Task goal
Pull out every line containing the string "title".

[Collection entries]

┌──

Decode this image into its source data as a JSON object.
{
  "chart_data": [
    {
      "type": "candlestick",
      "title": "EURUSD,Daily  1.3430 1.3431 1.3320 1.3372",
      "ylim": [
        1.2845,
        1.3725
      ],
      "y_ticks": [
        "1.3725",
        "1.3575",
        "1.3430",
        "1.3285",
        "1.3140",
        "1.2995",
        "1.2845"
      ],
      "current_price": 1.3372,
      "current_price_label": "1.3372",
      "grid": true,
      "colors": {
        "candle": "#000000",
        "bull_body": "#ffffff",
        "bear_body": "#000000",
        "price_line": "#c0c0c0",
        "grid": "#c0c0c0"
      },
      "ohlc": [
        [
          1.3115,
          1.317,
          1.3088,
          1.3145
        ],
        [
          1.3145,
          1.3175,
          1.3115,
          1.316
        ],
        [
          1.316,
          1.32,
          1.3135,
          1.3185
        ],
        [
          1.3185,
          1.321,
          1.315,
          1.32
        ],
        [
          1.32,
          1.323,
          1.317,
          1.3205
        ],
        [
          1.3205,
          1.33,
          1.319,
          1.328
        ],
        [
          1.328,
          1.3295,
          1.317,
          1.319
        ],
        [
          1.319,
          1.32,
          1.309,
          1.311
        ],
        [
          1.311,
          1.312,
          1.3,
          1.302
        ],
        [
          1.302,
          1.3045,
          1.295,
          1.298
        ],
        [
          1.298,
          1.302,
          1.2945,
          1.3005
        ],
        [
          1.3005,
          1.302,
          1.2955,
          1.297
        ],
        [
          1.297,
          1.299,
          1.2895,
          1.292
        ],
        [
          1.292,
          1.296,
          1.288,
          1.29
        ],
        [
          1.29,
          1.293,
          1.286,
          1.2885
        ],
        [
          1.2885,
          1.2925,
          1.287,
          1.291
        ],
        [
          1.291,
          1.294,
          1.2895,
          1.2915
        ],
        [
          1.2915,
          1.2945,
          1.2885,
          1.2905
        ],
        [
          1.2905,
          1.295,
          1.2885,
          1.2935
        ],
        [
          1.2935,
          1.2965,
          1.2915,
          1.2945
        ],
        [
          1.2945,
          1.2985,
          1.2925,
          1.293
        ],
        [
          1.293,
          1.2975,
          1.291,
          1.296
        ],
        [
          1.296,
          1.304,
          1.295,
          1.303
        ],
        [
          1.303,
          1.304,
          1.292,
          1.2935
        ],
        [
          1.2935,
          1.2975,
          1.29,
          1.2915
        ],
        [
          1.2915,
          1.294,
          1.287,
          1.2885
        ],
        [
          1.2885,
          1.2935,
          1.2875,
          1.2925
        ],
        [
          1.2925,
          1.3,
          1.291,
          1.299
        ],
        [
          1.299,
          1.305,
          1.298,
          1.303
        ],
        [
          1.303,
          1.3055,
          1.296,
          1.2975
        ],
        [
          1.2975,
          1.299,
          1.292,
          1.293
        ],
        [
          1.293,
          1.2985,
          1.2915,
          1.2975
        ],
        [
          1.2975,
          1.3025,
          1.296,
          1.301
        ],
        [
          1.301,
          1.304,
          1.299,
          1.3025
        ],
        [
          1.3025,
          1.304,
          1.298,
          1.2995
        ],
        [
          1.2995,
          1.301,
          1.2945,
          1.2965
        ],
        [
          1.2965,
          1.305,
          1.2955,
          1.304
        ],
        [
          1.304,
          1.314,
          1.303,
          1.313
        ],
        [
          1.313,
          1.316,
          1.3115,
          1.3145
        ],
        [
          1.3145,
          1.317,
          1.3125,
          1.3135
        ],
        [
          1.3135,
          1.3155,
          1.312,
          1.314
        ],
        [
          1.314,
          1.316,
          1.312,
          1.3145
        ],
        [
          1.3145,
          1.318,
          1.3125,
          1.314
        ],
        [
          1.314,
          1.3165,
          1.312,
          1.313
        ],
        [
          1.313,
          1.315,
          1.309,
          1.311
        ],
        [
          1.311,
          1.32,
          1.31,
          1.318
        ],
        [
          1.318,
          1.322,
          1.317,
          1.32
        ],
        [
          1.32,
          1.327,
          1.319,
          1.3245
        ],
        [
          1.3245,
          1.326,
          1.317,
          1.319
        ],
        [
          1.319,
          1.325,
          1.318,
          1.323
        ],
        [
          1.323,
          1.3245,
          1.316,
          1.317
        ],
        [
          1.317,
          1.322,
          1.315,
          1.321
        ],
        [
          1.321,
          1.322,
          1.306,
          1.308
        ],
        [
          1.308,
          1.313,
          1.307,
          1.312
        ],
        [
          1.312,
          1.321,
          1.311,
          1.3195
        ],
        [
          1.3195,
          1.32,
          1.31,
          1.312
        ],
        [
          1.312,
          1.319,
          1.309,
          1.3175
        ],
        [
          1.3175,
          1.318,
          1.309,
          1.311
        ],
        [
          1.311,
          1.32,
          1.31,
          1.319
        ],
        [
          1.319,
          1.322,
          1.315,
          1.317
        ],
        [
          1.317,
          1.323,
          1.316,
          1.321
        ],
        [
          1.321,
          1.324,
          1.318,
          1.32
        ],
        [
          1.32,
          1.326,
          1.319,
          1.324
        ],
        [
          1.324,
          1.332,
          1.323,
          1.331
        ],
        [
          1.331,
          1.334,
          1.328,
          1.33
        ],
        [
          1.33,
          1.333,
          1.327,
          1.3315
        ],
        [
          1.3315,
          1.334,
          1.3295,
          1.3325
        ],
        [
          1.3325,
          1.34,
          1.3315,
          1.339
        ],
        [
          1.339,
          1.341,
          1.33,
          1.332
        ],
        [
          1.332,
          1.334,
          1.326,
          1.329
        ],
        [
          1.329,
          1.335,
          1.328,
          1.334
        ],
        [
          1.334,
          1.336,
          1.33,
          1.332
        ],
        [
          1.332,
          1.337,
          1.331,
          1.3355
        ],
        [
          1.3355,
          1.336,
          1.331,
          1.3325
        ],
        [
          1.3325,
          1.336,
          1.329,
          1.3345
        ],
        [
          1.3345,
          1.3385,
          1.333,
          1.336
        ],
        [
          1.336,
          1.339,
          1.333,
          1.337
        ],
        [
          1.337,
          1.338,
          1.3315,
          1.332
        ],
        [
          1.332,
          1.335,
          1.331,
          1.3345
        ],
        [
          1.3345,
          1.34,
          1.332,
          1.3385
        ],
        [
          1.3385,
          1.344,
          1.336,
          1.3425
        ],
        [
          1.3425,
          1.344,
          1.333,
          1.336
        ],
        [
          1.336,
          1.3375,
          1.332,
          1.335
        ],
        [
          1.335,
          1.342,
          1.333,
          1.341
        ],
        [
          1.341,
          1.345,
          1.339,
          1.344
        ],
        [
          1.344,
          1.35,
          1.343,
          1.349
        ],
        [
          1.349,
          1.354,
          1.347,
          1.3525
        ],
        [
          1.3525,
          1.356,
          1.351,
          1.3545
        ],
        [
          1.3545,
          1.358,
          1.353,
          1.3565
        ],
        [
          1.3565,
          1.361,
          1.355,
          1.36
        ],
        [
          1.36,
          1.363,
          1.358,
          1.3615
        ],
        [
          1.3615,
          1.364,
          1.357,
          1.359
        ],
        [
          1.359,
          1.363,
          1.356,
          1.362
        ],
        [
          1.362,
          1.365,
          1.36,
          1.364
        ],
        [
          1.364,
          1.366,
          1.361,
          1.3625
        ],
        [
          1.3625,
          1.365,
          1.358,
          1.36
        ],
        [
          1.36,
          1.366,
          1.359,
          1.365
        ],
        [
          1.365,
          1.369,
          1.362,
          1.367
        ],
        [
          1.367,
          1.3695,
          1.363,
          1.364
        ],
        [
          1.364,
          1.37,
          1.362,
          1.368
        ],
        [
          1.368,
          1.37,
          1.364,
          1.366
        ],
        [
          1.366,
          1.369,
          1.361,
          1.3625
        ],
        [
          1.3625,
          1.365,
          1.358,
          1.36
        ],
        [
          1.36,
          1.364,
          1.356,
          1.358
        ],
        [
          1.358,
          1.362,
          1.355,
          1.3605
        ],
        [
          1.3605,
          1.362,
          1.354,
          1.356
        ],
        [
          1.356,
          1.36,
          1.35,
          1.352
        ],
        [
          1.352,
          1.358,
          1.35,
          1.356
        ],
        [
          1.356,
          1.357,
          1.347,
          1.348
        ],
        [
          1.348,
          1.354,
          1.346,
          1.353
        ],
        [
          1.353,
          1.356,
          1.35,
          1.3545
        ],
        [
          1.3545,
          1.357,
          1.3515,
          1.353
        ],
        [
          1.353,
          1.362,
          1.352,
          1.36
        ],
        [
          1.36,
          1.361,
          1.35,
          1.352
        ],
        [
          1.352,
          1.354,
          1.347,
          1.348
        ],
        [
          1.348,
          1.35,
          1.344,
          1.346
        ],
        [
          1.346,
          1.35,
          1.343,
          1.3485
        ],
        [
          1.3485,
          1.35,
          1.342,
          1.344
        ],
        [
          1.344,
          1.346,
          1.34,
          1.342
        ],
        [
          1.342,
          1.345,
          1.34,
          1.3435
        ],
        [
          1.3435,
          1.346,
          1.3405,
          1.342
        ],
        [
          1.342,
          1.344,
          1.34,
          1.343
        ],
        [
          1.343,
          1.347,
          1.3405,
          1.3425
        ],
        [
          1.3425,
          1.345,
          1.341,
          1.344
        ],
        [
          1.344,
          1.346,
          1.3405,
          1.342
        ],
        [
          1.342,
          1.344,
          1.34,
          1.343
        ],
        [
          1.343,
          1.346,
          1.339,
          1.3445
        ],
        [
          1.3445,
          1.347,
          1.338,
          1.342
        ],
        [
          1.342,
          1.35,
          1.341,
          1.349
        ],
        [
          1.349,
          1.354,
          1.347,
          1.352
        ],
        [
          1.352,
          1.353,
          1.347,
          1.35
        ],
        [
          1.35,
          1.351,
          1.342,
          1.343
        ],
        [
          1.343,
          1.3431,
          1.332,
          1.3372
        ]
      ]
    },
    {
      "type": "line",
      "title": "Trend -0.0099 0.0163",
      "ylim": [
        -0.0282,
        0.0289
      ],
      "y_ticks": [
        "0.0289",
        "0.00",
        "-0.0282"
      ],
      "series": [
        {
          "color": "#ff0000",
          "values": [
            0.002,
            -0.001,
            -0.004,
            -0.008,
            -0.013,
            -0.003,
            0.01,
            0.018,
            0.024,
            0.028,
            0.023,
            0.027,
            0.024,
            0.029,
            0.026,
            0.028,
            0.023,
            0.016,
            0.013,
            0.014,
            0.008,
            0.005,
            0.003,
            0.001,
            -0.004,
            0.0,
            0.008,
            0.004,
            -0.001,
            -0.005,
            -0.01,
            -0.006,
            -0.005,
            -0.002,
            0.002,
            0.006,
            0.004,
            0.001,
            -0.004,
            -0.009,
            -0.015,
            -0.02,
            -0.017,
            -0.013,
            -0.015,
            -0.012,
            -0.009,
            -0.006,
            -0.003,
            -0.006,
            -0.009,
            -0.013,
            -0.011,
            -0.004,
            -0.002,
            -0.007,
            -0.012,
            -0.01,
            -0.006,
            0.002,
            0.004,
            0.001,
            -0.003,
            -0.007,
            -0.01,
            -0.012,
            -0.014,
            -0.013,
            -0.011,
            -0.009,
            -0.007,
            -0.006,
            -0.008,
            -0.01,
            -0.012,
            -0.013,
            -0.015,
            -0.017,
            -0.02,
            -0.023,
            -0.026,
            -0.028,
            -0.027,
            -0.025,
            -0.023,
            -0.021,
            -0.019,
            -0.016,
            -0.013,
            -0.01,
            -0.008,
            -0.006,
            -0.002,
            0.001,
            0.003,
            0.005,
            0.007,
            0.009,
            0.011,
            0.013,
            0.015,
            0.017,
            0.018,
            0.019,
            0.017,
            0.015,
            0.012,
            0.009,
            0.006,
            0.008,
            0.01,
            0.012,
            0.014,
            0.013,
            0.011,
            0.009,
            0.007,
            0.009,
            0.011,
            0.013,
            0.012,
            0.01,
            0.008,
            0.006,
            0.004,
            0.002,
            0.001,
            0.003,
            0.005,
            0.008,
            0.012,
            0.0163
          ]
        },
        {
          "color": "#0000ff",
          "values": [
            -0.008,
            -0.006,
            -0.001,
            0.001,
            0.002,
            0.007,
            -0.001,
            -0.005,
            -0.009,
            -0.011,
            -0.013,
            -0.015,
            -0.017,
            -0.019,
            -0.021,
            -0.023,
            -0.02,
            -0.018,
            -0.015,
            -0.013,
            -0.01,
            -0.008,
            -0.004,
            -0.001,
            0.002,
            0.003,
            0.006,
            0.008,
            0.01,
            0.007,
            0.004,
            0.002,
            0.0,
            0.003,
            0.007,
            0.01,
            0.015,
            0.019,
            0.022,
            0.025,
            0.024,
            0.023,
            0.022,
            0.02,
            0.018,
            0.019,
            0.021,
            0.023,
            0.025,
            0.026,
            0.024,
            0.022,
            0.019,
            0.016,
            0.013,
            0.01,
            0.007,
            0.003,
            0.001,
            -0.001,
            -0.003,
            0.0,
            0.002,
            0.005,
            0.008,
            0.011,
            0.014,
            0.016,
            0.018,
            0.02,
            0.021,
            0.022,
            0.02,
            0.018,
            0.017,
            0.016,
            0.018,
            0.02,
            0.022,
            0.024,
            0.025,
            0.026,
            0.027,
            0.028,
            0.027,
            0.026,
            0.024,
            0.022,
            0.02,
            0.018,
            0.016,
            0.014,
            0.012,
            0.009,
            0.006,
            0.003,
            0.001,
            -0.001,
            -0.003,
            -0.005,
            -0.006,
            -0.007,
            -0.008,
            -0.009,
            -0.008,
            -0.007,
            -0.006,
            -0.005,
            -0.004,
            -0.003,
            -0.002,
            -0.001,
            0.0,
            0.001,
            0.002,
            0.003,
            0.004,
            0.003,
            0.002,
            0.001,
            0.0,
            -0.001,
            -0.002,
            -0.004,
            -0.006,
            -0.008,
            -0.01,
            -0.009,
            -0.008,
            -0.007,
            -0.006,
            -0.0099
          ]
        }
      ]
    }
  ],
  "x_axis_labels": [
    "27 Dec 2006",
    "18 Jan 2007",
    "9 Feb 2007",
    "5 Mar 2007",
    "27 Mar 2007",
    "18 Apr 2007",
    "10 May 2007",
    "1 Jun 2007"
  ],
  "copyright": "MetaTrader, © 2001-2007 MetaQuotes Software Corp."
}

└──

Response to this task
      "title": "EURUSD,Daily  1.3430 1.3431 1.3320 1.3372",
      "title": "Trend -0.0099 0.0163",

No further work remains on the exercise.